• [Records supplied]
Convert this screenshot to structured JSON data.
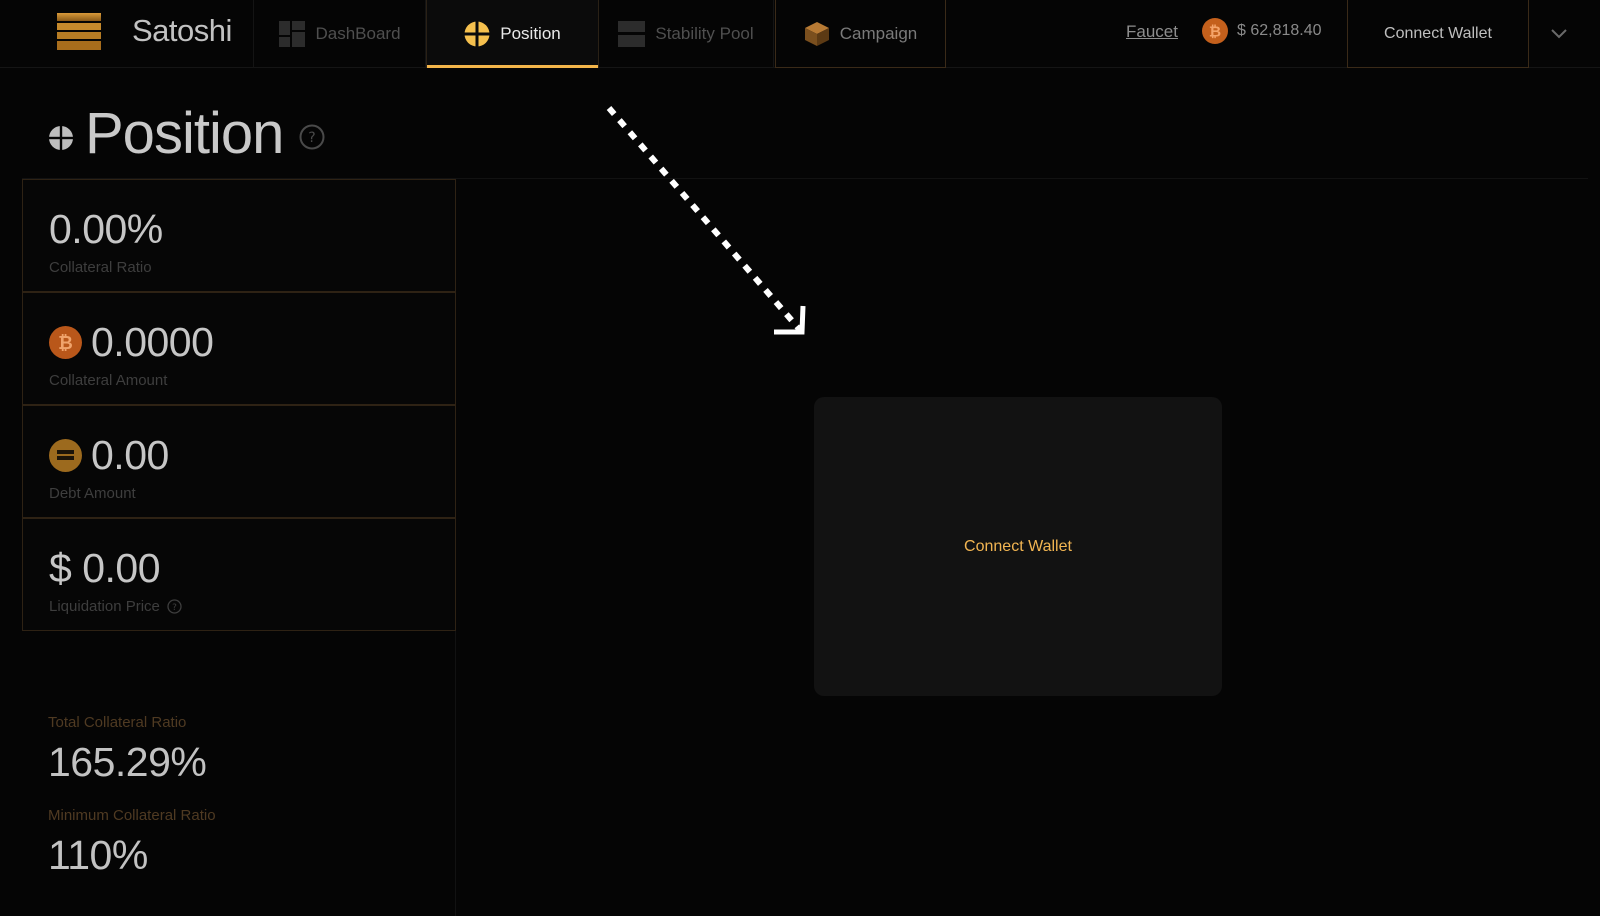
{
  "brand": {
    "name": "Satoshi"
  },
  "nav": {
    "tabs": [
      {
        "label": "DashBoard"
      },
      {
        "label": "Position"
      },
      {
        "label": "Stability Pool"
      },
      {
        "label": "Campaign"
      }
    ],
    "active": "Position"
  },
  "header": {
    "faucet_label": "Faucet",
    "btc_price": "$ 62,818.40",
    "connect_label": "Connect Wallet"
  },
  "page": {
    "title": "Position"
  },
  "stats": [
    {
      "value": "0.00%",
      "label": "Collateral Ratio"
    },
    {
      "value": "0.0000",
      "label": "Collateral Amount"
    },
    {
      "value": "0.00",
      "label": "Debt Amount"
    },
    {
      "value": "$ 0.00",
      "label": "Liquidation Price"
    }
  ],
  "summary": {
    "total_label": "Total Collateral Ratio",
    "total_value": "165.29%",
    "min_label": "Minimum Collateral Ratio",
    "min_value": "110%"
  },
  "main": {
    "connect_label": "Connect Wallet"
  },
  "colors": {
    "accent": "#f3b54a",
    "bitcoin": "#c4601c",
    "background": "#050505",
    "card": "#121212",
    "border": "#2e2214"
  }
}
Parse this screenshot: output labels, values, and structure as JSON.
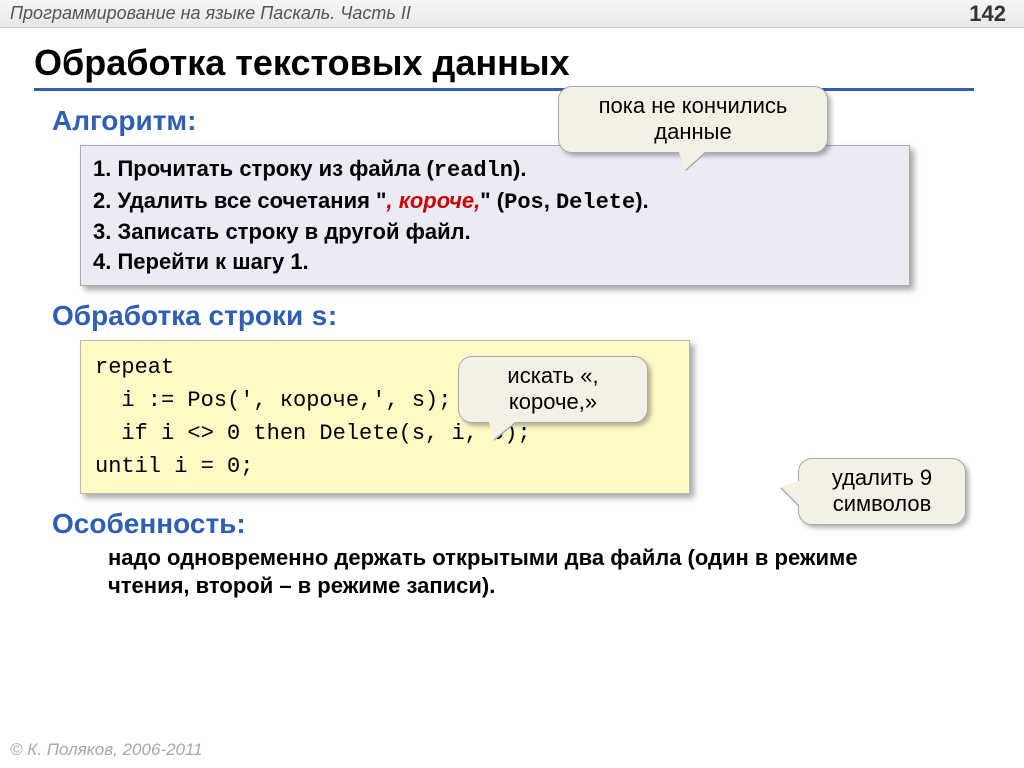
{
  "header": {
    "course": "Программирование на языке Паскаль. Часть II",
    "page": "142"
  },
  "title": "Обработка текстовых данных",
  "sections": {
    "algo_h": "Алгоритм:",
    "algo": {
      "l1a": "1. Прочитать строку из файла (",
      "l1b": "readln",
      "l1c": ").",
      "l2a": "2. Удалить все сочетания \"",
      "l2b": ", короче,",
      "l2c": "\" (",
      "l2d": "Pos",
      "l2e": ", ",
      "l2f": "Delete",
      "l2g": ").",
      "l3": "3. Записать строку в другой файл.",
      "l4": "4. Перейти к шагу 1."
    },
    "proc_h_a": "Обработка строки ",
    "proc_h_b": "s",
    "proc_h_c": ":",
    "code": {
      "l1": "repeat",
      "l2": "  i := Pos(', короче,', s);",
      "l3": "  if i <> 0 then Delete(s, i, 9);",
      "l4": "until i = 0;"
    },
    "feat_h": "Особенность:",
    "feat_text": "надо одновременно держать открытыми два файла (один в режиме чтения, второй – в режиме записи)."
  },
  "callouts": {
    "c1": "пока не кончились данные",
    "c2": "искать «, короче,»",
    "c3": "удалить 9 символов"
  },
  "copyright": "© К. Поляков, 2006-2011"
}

• [Directions for this task]
Where a line above contains the string "Amount", copy that line.

• [Exercise solution]
      "label": "Collateral Amount"
      "label": "Debt Amount"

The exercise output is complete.